## BEGIN Data provided

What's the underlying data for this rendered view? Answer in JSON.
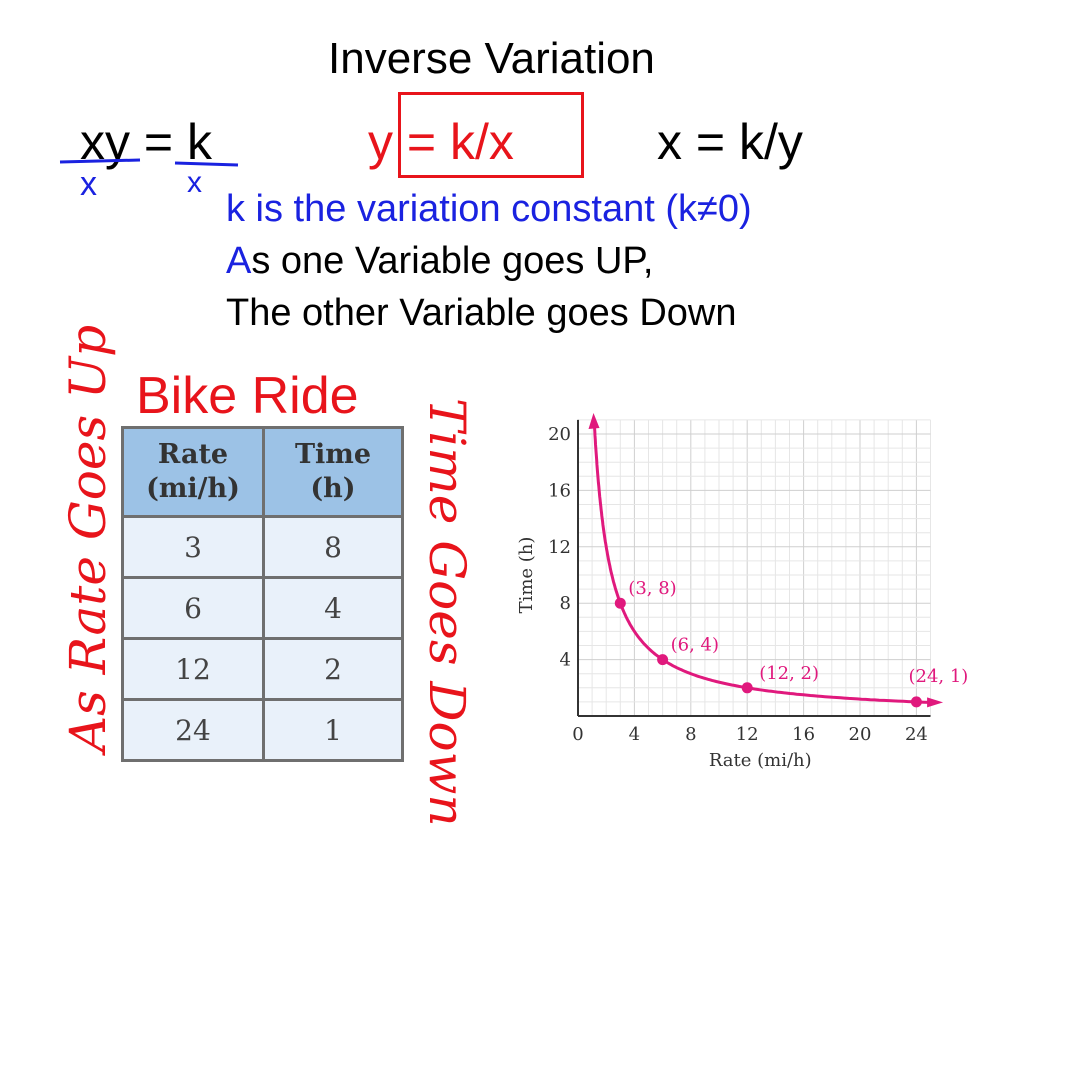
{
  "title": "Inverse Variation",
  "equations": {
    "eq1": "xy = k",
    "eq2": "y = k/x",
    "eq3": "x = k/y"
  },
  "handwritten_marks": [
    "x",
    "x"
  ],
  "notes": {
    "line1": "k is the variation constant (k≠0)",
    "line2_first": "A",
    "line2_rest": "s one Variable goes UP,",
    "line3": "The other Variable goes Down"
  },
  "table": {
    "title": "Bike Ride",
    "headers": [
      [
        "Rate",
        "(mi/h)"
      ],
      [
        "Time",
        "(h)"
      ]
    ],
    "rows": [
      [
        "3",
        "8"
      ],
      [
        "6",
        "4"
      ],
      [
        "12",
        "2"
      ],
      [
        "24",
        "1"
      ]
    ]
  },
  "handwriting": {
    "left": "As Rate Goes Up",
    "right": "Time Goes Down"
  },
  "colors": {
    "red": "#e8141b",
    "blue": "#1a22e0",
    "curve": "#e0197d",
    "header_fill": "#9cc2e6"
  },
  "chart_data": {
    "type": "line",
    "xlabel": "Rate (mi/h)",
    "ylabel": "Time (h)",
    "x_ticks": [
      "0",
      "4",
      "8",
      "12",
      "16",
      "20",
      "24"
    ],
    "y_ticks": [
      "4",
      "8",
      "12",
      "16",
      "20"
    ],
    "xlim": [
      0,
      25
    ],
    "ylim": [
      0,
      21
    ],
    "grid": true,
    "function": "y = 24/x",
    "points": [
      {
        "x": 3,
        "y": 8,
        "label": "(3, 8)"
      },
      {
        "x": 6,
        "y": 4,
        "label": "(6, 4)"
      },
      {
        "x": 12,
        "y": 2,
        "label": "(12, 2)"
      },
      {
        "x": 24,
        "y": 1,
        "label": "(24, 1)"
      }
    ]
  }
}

## END Data provided
## BEGIN Data provided

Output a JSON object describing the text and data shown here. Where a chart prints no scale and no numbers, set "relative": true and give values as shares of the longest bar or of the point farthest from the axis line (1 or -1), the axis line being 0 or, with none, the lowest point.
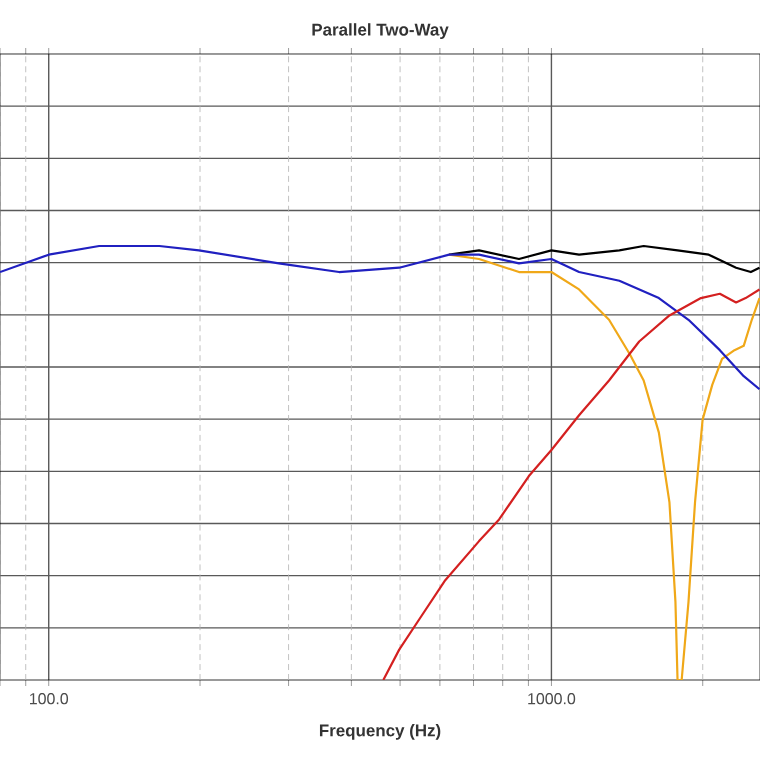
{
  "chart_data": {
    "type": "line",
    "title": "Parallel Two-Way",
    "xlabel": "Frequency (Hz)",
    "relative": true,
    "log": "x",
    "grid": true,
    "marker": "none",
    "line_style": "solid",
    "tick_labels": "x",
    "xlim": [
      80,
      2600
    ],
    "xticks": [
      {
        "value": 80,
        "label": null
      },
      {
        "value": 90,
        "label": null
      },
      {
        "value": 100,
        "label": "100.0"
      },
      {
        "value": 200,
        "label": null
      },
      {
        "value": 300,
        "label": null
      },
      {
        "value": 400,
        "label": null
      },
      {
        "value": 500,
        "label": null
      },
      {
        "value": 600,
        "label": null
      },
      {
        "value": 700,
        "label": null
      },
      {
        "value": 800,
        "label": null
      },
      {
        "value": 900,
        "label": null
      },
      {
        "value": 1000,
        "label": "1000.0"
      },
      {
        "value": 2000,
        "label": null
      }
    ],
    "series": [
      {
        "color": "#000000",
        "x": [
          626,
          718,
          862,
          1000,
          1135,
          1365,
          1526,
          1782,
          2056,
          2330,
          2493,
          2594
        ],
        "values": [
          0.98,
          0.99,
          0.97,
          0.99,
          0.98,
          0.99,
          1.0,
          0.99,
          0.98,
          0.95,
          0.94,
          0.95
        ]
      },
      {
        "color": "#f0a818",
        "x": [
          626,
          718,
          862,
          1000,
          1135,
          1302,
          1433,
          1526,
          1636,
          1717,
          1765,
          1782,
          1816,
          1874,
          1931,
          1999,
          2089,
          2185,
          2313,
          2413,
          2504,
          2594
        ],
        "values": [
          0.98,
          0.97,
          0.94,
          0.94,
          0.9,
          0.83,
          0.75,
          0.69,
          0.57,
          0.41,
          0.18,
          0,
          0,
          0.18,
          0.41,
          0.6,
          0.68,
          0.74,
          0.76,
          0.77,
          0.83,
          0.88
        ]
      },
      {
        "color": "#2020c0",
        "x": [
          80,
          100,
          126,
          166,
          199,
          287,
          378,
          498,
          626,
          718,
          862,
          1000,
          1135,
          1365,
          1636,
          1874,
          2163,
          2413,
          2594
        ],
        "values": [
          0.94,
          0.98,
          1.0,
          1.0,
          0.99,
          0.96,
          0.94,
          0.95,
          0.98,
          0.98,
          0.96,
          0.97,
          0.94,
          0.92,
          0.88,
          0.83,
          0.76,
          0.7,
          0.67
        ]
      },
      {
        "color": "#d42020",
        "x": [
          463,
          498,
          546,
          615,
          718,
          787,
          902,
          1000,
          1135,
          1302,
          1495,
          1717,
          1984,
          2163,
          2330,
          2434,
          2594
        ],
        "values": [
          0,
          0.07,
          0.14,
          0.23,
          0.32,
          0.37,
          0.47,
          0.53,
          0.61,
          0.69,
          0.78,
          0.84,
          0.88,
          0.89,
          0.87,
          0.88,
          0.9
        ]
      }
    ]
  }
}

## END Data provided

== Work instructions ==
In the entries above, identify every line with the string "none".

== Answer below ==
Output a JSON object describing the text and data shown here. Where a chart prints no scale and no numbers, set "relative": true and give values as shares of the longest bar or of the point farthest from the axis line (1 or -1), the axis line being 0 or, with none, the lowest point.
    "marker": "none",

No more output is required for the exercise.